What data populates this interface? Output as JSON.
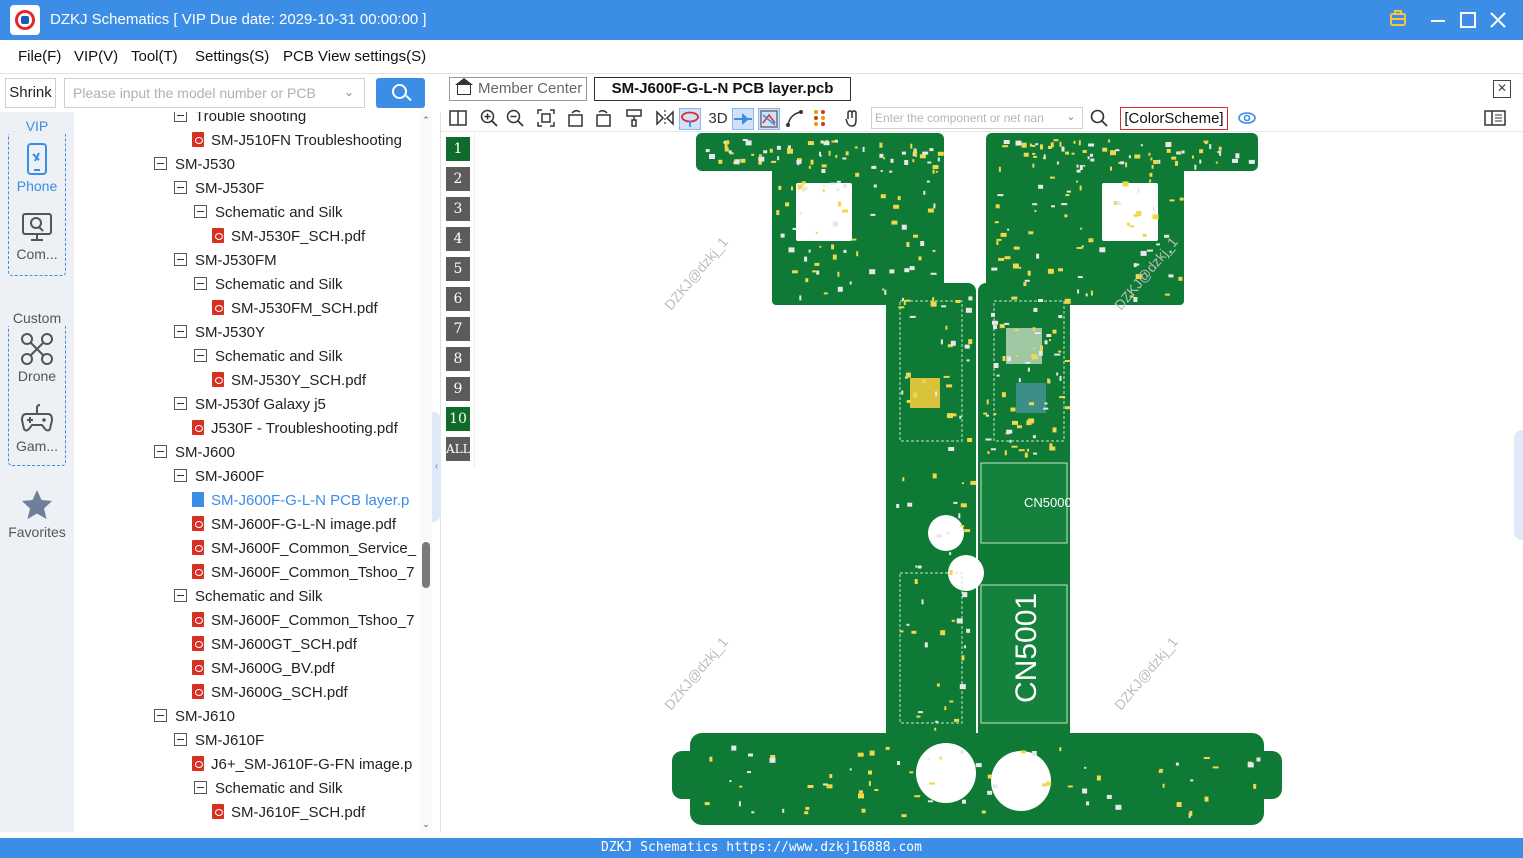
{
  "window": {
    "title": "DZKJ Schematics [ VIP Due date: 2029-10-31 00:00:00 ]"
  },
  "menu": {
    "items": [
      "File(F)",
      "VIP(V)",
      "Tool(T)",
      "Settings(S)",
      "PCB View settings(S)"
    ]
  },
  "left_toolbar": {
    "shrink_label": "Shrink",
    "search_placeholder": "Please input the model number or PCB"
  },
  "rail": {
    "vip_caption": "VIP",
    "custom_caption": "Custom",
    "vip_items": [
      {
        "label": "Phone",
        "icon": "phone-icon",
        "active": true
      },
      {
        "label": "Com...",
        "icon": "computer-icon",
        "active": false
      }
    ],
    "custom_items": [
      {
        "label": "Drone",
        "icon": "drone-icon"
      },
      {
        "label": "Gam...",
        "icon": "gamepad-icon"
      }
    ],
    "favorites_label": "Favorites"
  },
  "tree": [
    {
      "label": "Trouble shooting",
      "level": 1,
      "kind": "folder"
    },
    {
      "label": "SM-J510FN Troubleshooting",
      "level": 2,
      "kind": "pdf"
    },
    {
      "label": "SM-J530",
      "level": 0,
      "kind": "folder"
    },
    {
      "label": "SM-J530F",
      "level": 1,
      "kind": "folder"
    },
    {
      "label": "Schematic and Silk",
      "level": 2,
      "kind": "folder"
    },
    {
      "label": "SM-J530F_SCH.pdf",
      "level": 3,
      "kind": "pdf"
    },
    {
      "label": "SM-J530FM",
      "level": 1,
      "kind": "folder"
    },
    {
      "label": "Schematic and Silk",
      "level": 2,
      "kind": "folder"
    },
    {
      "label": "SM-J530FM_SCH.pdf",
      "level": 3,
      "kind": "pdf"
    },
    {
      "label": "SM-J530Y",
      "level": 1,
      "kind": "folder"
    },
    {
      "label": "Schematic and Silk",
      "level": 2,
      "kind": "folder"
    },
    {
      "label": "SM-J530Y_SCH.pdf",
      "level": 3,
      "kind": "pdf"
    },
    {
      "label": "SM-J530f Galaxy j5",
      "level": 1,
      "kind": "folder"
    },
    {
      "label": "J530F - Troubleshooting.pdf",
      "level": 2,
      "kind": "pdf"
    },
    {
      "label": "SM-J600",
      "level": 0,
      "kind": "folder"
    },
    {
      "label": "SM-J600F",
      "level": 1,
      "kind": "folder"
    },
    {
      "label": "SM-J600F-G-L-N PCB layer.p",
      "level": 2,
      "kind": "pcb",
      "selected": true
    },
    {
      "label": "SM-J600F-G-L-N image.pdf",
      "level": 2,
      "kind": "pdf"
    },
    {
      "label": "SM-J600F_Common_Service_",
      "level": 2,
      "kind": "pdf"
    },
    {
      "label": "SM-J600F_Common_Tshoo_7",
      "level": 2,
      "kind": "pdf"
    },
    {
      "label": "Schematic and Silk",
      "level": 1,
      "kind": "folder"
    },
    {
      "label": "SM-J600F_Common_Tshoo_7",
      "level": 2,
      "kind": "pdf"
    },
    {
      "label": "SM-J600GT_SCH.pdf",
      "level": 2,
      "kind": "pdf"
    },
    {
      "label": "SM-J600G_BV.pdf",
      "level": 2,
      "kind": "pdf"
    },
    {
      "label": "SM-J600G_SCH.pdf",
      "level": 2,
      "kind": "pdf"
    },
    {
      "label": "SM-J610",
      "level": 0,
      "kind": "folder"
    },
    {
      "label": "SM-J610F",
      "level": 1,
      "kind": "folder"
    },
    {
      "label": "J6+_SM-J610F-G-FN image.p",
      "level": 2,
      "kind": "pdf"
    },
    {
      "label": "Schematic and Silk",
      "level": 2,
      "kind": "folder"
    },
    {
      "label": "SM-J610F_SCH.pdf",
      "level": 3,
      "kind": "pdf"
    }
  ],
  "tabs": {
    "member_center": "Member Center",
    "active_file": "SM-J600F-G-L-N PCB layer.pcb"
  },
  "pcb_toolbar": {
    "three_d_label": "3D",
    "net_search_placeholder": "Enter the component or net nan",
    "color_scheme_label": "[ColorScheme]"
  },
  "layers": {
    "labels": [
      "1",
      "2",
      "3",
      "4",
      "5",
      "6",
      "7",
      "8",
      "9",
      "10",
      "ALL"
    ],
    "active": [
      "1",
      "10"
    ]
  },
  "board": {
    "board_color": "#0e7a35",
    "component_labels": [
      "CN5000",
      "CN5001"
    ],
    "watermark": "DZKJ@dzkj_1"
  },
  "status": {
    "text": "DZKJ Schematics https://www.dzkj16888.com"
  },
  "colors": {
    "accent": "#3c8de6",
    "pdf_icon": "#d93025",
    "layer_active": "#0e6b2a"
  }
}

...

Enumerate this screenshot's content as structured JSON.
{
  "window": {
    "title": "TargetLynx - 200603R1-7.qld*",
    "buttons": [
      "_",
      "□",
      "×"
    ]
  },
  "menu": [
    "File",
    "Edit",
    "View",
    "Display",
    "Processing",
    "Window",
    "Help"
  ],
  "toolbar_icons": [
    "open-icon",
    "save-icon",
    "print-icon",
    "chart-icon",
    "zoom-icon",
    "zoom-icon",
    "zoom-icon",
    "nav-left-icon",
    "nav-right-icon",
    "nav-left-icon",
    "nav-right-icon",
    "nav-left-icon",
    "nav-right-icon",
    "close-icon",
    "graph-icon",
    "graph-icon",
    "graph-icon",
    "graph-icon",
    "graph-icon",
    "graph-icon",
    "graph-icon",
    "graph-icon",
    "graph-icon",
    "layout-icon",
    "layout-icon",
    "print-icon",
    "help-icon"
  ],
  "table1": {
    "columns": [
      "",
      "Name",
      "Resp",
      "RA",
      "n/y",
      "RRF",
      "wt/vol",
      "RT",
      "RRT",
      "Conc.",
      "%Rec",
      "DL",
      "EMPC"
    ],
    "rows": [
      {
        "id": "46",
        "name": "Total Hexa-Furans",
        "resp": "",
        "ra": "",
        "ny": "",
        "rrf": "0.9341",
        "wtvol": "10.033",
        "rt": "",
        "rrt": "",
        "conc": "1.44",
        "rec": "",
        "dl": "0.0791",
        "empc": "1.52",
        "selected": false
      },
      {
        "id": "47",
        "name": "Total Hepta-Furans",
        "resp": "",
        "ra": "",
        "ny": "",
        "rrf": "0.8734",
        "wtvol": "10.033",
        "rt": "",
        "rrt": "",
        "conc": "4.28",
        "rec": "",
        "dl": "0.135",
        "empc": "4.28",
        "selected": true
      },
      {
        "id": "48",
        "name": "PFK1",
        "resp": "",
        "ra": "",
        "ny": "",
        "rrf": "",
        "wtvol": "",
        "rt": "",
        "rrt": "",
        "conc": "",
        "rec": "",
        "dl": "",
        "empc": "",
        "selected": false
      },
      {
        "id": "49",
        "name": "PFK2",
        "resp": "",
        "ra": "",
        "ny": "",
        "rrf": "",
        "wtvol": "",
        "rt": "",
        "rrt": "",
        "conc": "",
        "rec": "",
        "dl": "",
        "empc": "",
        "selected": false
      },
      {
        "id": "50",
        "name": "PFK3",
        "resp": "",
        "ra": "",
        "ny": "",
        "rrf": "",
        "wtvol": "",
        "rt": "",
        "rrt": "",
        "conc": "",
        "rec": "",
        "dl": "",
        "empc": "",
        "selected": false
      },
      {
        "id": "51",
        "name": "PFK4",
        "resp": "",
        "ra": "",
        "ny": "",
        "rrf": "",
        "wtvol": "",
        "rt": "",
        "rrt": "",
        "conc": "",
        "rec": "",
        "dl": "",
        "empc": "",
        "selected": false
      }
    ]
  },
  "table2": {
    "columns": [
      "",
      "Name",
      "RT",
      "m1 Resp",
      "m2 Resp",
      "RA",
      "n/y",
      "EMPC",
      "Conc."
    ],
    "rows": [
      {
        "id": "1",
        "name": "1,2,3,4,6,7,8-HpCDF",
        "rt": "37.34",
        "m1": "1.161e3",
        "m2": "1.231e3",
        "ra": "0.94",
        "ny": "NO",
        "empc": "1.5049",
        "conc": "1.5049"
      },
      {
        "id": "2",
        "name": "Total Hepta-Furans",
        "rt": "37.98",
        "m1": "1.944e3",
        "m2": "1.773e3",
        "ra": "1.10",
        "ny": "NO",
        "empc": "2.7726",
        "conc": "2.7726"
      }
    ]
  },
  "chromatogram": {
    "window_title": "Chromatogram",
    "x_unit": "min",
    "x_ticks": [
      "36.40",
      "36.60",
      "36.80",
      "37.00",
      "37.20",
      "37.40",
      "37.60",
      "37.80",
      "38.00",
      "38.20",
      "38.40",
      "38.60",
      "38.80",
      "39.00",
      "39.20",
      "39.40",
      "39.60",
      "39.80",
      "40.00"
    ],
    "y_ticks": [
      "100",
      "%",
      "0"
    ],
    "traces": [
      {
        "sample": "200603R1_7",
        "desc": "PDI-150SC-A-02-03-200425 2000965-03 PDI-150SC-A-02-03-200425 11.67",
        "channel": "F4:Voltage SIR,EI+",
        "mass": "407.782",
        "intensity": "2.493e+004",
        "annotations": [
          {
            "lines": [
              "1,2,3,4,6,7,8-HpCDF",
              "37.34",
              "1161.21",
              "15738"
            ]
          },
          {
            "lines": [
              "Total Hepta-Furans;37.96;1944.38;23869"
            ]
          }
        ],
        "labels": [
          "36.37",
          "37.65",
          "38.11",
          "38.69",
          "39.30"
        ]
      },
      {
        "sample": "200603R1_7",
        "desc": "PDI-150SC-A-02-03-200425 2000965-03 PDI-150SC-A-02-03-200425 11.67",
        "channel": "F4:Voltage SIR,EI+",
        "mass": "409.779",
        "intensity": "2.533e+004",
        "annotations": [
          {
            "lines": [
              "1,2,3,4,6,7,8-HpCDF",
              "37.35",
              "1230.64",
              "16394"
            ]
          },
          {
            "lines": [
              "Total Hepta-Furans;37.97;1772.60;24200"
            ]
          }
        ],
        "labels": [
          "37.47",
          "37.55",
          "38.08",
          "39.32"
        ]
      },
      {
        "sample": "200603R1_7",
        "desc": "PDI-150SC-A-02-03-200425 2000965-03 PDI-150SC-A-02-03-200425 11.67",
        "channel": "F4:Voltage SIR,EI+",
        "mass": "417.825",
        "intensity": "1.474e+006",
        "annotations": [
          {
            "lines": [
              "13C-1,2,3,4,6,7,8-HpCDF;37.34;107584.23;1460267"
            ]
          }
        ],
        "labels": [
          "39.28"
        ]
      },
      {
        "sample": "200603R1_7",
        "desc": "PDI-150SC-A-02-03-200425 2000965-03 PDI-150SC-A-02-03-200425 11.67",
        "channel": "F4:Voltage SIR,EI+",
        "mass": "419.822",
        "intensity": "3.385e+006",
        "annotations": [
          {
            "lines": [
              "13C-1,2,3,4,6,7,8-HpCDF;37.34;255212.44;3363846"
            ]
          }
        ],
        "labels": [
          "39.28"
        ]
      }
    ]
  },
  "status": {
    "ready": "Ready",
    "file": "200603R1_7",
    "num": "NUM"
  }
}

TASK DESCRIPTION: Each line that has the word "DZKJ" should be copied.

TASK RESPONSE:
    "title": "DZKJ Schematics [ VIP Due date: 2029-10-31 00:00:00 ]"
    "watermark": "DZKJ@dzkj_1"
    "text": "DZKJ Schematics https://www.dzkj16888.com"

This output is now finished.